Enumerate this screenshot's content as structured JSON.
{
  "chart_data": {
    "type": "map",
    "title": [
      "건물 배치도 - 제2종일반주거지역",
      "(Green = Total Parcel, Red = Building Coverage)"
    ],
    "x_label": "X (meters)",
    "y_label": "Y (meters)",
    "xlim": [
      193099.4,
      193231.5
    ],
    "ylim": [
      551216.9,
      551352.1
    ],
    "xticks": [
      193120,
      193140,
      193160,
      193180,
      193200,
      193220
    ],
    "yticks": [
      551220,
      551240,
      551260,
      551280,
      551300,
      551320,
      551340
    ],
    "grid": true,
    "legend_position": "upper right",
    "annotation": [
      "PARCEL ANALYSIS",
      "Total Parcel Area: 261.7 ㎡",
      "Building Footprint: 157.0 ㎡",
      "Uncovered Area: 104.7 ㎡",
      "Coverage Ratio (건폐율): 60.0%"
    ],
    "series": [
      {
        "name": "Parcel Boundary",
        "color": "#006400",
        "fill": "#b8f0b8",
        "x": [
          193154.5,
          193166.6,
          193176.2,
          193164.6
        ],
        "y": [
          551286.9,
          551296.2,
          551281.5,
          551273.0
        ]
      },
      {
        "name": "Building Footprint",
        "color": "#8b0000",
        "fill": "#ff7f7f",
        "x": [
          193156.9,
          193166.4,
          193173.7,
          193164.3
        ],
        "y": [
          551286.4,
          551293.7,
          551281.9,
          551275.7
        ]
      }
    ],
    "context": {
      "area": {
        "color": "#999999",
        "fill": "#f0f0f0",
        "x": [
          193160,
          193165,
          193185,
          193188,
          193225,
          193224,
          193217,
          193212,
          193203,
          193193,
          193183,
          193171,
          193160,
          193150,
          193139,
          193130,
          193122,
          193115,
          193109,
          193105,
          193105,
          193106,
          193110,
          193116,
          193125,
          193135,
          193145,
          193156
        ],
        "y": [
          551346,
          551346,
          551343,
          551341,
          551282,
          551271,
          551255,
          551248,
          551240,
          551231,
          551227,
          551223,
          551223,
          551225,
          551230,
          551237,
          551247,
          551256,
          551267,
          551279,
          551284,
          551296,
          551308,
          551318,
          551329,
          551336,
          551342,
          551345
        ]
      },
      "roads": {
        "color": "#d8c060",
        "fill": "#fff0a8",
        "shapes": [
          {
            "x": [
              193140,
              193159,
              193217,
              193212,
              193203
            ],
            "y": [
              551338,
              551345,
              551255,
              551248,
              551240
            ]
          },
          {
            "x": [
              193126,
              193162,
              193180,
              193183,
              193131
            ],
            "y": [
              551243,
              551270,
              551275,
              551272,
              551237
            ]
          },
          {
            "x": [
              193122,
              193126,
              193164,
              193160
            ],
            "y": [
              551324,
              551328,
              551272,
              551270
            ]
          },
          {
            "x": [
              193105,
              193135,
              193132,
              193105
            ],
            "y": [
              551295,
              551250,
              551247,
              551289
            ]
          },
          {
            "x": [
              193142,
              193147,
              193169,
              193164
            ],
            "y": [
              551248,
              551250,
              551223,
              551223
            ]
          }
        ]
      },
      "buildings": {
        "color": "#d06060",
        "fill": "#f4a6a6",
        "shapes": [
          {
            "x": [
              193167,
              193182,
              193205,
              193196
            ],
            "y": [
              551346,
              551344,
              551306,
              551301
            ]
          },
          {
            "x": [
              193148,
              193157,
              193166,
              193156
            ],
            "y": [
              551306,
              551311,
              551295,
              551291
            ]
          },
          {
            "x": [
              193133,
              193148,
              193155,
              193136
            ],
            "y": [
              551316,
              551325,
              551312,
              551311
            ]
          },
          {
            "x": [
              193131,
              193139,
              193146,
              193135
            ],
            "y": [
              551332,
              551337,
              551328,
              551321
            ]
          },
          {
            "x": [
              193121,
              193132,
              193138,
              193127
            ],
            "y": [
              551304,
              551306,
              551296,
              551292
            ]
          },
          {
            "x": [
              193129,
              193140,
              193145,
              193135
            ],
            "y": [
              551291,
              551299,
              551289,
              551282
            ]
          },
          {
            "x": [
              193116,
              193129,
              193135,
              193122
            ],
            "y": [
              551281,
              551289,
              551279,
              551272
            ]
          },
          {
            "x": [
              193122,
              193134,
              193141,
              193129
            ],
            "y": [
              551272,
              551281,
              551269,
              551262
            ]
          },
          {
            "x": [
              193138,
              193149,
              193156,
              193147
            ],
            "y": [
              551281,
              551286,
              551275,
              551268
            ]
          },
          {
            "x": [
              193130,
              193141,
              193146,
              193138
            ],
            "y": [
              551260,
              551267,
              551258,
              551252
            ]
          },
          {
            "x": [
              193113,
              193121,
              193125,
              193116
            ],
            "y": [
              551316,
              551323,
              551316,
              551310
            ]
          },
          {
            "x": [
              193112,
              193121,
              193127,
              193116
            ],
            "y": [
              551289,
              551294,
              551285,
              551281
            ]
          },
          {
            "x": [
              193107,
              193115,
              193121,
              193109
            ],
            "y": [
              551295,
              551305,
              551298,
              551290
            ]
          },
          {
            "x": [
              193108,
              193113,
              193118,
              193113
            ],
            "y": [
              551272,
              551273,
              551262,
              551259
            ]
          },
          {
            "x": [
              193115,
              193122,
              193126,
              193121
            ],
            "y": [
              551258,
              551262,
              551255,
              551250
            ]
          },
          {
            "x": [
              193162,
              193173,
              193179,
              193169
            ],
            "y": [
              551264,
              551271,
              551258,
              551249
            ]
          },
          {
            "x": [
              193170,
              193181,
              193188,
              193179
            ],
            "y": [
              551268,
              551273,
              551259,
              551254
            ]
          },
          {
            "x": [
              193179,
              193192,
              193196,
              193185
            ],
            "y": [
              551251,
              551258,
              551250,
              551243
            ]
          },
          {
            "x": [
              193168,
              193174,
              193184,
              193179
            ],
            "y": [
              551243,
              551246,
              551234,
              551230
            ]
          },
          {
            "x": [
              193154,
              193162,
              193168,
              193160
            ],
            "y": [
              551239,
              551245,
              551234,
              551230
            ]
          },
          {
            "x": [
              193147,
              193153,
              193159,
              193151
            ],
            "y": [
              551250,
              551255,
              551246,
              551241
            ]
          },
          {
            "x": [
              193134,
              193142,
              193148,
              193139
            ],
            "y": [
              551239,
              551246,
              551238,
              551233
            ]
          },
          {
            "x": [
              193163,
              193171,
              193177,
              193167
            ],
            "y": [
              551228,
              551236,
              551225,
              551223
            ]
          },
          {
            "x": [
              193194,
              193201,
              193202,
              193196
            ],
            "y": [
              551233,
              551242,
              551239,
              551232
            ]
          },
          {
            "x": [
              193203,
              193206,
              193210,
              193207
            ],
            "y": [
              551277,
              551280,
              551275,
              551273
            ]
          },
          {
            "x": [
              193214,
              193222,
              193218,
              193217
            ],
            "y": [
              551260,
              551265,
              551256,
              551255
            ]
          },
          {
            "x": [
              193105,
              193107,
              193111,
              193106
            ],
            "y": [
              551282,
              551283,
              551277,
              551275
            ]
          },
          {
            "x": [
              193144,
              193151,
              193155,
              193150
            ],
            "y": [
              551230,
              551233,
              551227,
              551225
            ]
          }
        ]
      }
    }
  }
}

_ _ _ _ _ _ _

#### GIVEN INSTRUCTION:
Retype the listing exactly, in full.

#### REPLY:
Enumerate this screenshot's content as structured JSON.
{
  "chart_data": {
    "type": "map",
    "title": [
      "건물 배치도 - 제2종일반주거지역",
      "(Green = Total Parcel, Red = Building Coverage)"
    ],
    "x_label": "X (meters)",
    "y_label": "Y (meters)",
    "xlim": [
      193099.4,
      193231.5
    ],
    "ylim": [
      551216.9,
      551352.1
    ],
    "xticks": [
      193120,
      193140,
      193160,
      193180,
      193200,
      193220
    ],
    "yticks": [
      551220,
      551240,
      551260,
      551280,
      551300,
      551320,
      551340
    ],
    "grid": true,
    "legend_position": "upper right",
    "annotation": [
      "PARCEL ANALYSIS",
      "Total Parcel Area: 261.7 ㎡",
      "Building Footprint: 157.0 ㎡",
      "Uncovered Area: 104.7 ㎡",
      "Coverage Ratio (건폐율): 60.0%"
    ],
    "series": [
      {
        "name": "Parcel Boundary",
        "color": "#006400",
        "fill": "#b8f0b8",
        "x": [
          193154.5,
          193166.6,
          193176.2,
          193164.6
        ],
        "y": [
          551286.9,
          551296.2,
          551281.5,
          551273.0
        ]
      },
      {
        "name": "Building Footprint",
        "color": "#8b0000",
        "fill": "#ff7f7f",
        "x": [
          193156.9,
          193166.4,
          193173.7,
          193164.3
        ],
        "y": [
          551286.4,
          551293.7,
          551281.9,
          551275.7
        ]
      }
    ],
    "context": {
      "area": {
        "color": "#999999",
        "fill": "#f0f0f0",
        "x": [
          193160,
          193165,
          193185,
          193188,
          193225,
          193224,
          193217,
          193212,
          193203,
          193193,
          193183,
          193171,
          193160,
          193150,
          193139,
          193130,
          193122,
          193115,
          193109,
          193105,
          193105,
          193106,
          193110,
          193116,
          193125,
          193135,
          193145,
          193156
        ],
        "y": [
          551346,
          551346,
          551343,
          551341,
          551282,
          551271,
          551255,
          551248,
          551240,
          551231,
          551227,
          551223,
          551223,
          551225,
          551230,
          551237,
          551247,
          551256,
          551267,
          551279,
          551284,
          551296,
          551308,
          551318,
          551329,
          551336,
          551342,
          551345
        ]
      },
      "roads": {
        "color": "#d8c060",
        "fill": "#fff0a8",
        "shapes": [
          {
            "x": [
              193140,
              193159,
              193217,
              193212,
              193203
            ],
            "y": [
              551338,
              551345,
              551255,
              551248,
              551240
            ]
          },
          {
            "x": [
              193126,
              193162,
              193180,
              193183,
              193131
            ],
            "y": [
              551243,
              551270,
              551275,
              551272,
              551237
            ]
          },
          {
            "x": [
              193122,
              193126,
              193164,
              193160
            ],
            "y": [
              551324,
              551328,
              551272,
              551270
            ]
          },
          {
            "x": [
              193105,
              193135,
              193132,
              193105
            ],
            "y": [
              551295,
              551250,
              551247,
              551289
            ]
          },
          {
            "x": [
              193142,
              193147,
              193169,
              193164
            ],
            "y": [
              551248,
              551250,
              551223,
              551223
            ]
          }
        ]
      },
      "buildings": {
        "color": "#d06060",
        "fill": "#f4a6a6",
        "shapes": [
          {
            "x": [
              193167,
              193182,
              193205,
              193196
            ],
            "y": [
              551346,
              551344,
              551306,
              551301
            ]
          },
          {
            "x": [
              193148,
              193157,
              193166,
              193156
            ],
            "y": [
              551306,
              551311,
              551295,
              551291
            ]
          },
          {
            "x": [
              193133,
              193148,
              193155,
              193136
            ],
            "y": [
              551316,
              551325,
              551312,
              551311
            ]
          },
          {
            "x": [
              193131,
              193139,
              193146,
              193135
            ],
            "y": [
              551332,
              551337,
              551328,
              551321
            ]
          },
          {
            "x": [
              193121,
              193132,
              193138,
              193127
            ],
            "y": [
              551304,
              551306,
              551296,
              551292
            ]
          },
          {
            "x": [
              193129,
              193140,
              193145,
              193135
            ],
            "y": [
              551291,
              551299,
              551289,
              551282
            ]
          },
          {
            "x": [
              193116,
              193129,
              193135,
              193122
            ],
            "y": [
              551281,
              551289,
              551279,
              551272
            ]
          },
          {
            "x": [
              193122,
              193134,
              193141,
              193129
            ],
            "y": [
              551272,
              551281,
              551269,
              551262
            ]
          },
          {
            "x": [
              193138,
              193149,
              193156,
              193147
            ],
            "y": [
              551281,
              551286,
              551275,
              551268
            ]
          },
          {
            "x": [
              193130,
              193141,
              193146,
              193138
            ],
            "y": [
              551260,
              551267,
              551258,
              551252
            ]
          },
          {
            "x": [
              193113,
              193121,
              193125,
              193116
            ],
            "y": [
              551316,
              551323,
              551316,
              551310
            ]
          },
          {
            "x": [
              193112,
              193121,
              193127,
              193116
            ],
            "y": [
              551289,
              551294,
              551285,
              551281
            ]
          },
          {
            "x": [
              193107,
              193115,
              193121,
              193109
            ],
            "y": [
              551295,
              551305,
              551298,
              551290
            ]
          },
          {
            "x": [
              193108,
              193113,
              193118,
              193113
            ],
            "y": [
              551272,
              551273,
              551262,
              551259
            ]
          },
          {
            "x": [
              193115,
              193122,
              193126,
              193121
            ],
            "y": [
              551258,
              551262,
              551255,
              551250
            ]
          },
          {
            "x": [
              193162,
              193173,
              193179,
              193169
            ],
            "y": [
              551264,
              551271,
              551258,
              551249
            ]
          },
          {
            "x": [
              193170,
              193181,
              193188,
              193179
            ],
            "y": [
              551268,
              551273,
              551259,
              551254
            ]
          },
          {
            "x": [
              193179,
              193192,
              193196,
              193185
            ],
            "y": [
              551251,
              551258,
              551250,
              551243
            ]
          },
          {
            "x": [
              193168,
              193174,
              193184,
              193179
            ],
            "y": [
              551243,
              551246,
              551234,
              551230
            ]
          },
          {
            "x": [
              193154,
              193162,
              193168,
              193160
            ],
            "y": [
              551239,
              551245,
              551234,
              551230
            ]
          },
          {
            "x": [
              193147,
              193153,
              193159,
              193151
            ],
            "y": [
              551250,
              551255,
              551246,
              551241
            ]
          },
          {
            "x": [
              193134,
              193142,
              193148,
              193139
            ],
            "y": [
              551239,
              551246,
              551238,
              551233
            ]
          },
          {
            "x": [
              193163,
              193171,
              193177,
              193167
            ],
            "y": [
              551228,
              551236,
              551225,
              551223
            ]
          },
          {
            "x": [
              193194,
              193201,
              193202,
              193196
            ],
            "y": [
              551233,
              551242,
              551239,
              551232
            ]
          },
          {
            "x": [
              193203,
              193206,
              193210,
              193207
            ],
            "y": [
              551277,
              551280,
              551275,
              551273
            ]
          },
          {
            "x": [
              193214,
              193222,
              193218,
              193217
            ],
            "y": [
              551260,
              551265,
              551256,
              551255
            ]
          },
          {
            "x": [
              193105,
              193107,
              193111,
              193106
            ],
            "y": [
              551282,
              551283,
              551277,
              551275
            ]
          },
          {
            "x": [
              193144,
              193151,
              193155,
              193150
            ],
            "y": [
              551230,
              551233,
              551227,
              551225
            ]
          }
        ]
      }
    }
  }
}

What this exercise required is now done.